Available data:

··········

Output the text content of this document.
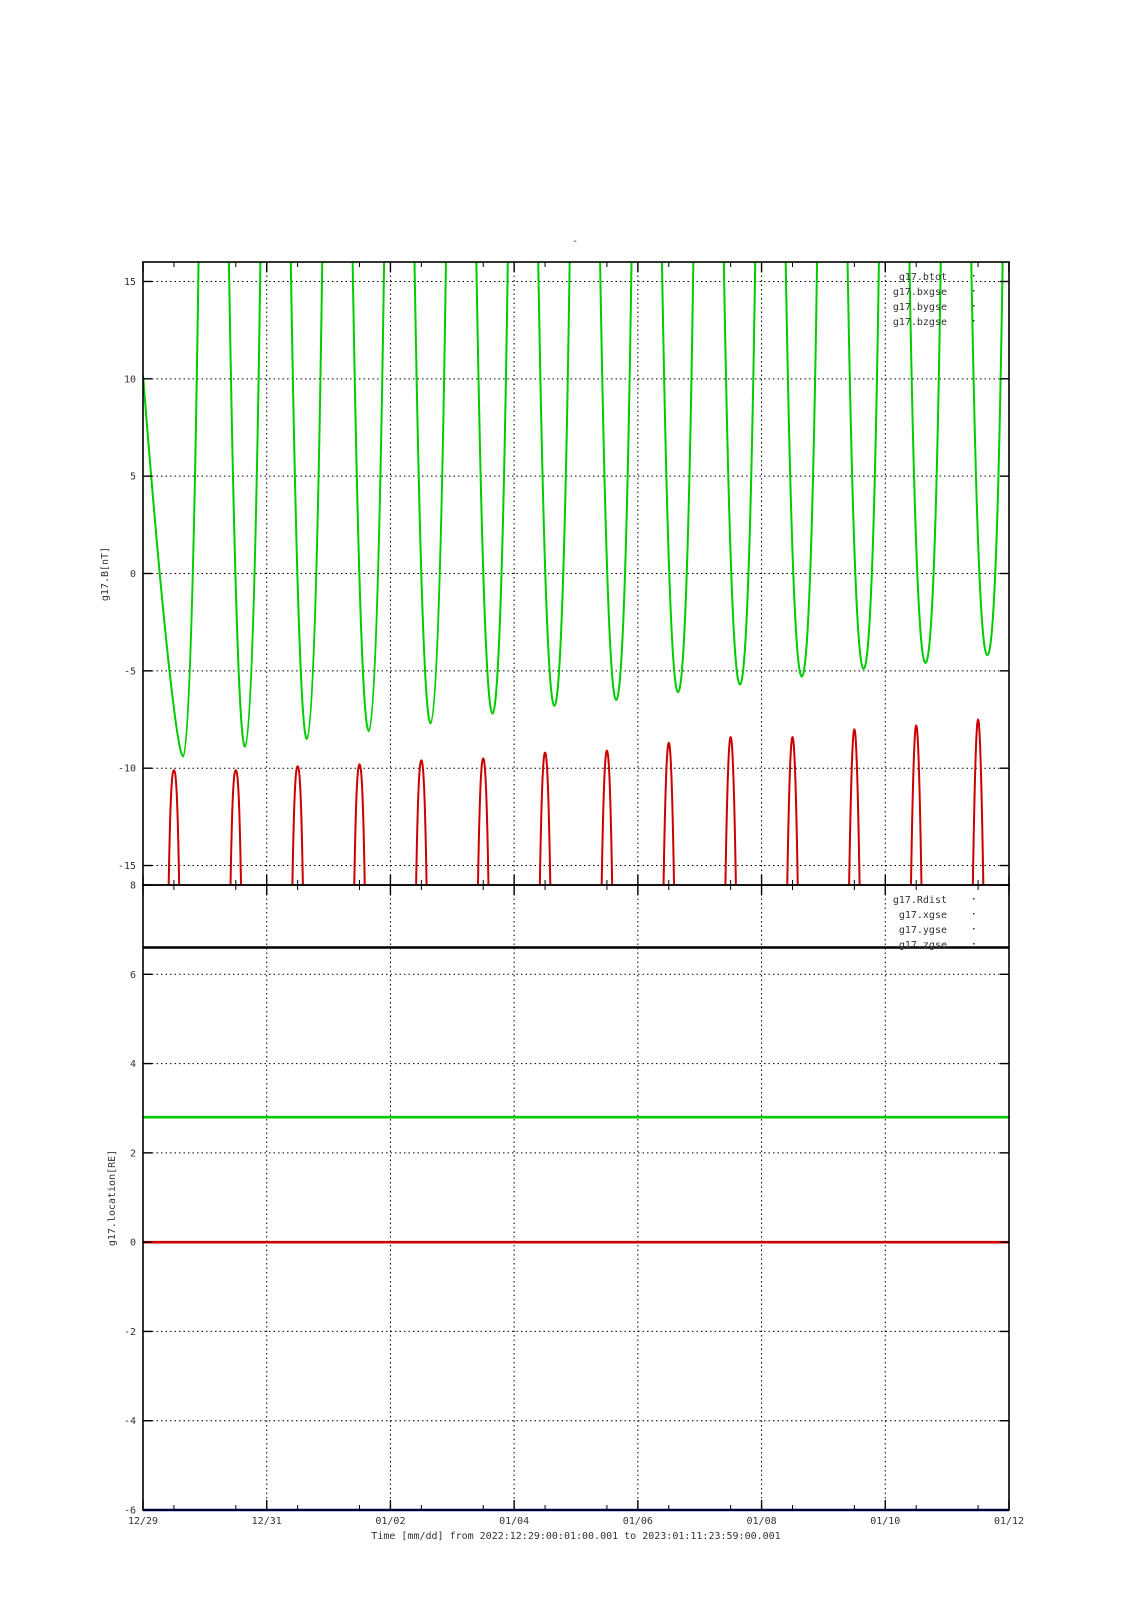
-
-15
-10
-5
0
5
10
15	g17.btot
g17.bxgse
g17.bygse
g17.bzgse
g17.B[nT]
-6
-4
-2
0
2
4
6
8
g17.Rdist
g17.xgse
g17.ygse
g17.zgse
g17.location[RE]
12/29	12/31	01/02	01/04	01/06	01/08	01/10	01/12
Time [mm/dd] from 2022:12:29:00:01:00.001 to 2023:01:11:23:59:00.001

··········

The request: Return the full material word for word. Do not include the pictures.

Output of the task:
Output the text content of this document.
-
-15
-10
-5
0
5
10
15	g17.btot
g17.bxgse
g17.bygse
g17.bzgse
g17.B[nT]
-6
-4
-2
0
2
4
6
8
g17.Rdist
g17.xgse
g17.ygse
g17.zgse
g17.location[RE]
12/29	12/31	01/02	01/04	01/06	01/08	01/10	01/12
Time [mm/dd] from 2022:12:29:00:01:00.001 to 2023:01:11:23:59:00.001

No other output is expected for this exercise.